▶ [STATED GOAL A]:
According to the forum thread about the Village S.T.O.P., what was the name of Fraser Loveman's first band?

▶ [PROVIDED PASSAGE]:
= = = =

# Village S.T.O.P.



## Wild Bill (May 3, 2006)

Anyone else remember a Hamilton band called the Village S.T.O.P.? They were from the late 60's. I still remember being a young teenager when they played my high school. 

They did the whole stage show. Overhead projector showing glycerine blobs stained with food colouring, strobe lights, flowing robes.

I heard them play King Crimson's "21st Century Schizoid Man" for the first time. Bowled me right over!

The lead singer was Fraser Loveman, if I recall. The bass player that night was Ralph Nielson. The others I don't recall.

There were other local bands like Mara Loves, Old Sailor, Vehicle that played an old converted movie theatre in Stoney Creek called the Camel Stop. 

Just wondering if anyone out there can help maintain the nostalgia...:smile:

:food-smiley-004:


----------



## Bluesman (Jul 14, 2009)

*Village STOP*

Hi Wild Bill, my daughter happened across this post, might be too late to answer but here it goes. My name is Paul Marcoux and I was the orginal lead player in the STOP. The group you refer to was the second "Fraser Loveman Group" that formed after the STOP split up in 1970. I was in that group also with Terry Walsh on giutar from a group called "Rain" and the Drummer from "The Kidds". I'm having a brain fart cause his name has escaped me at the moment. Fraser has reunited with the orginal bass player from the "Modbeats" (his first band) and is playing around St Catharines right now. As for the "STOP" I have an old website up that is not complete due to lack of material but here's the link for a chuckle:

http://www.execulink.com/~pmarcoux/

The email address on is no longer valid as I have changed it but keep forgetting to update it on the Website. I thought interest in 60's groups had died down so I haven't bothered too much with the Website lately but you can Google it. Long live the 60's - Paul


----------



## Guest (Jul 14, 2009)

That is so freaking cool that you found Wild Bill's post.


----------



## puckhead (Sep 8, 2008)

holy it's-a-small-world-after-all, batman!
welcome to the forum.

:smilie_flagge17:


----------



## Bluesman (Jul 14, 2009)

*Update on STOP site*

Have now updated my email address on the STOP website. Looking for anyone with old pictures of the group or old posters etc that they can send me,thanks. Also update on Fraser Loveman. Has named his reunited, and expanded band- "Modbeats Black White & Blue"


----------

= = = =

▶ [EXCERPTED RECORDS]:
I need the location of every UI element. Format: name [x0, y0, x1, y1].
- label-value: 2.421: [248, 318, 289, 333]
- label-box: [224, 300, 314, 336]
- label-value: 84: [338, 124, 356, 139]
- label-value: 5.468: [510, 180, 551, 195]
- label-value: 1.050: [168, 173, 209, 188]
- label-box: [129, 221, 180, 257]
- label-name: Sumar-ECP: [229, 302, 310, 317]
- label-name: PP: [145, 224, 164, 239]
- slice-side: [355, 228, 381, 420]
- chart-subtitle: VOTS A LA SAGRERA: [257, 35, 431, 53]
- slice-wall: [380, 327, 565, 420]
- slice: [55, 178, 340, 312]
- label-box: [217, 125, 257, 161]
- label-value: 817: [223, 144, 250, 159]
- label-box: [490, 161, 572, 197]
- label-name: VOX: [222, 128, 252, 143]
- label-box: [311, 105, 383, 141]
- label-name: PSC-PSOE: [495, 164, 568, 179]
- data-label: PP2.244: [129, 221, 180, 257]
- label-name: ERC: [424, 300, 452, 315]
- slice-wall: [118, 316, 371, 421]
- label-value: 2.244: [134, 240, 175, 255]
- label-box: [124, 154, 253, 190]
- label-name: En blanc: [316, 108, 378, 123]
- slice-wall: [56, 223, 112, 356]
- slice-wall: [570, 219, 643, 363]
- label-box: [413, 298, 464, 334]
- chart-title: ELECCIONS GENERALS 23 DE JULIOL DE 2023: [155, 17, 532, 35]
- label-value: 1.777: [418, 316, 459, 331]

= = = =

▶ [STATED GOAL B]:
Count the lines of the listing that contain the string "wall", matching case exactly, and give only the number.

▶ [ANSWER A]:
The Modbeats.

▶ [ANSWER B]:
4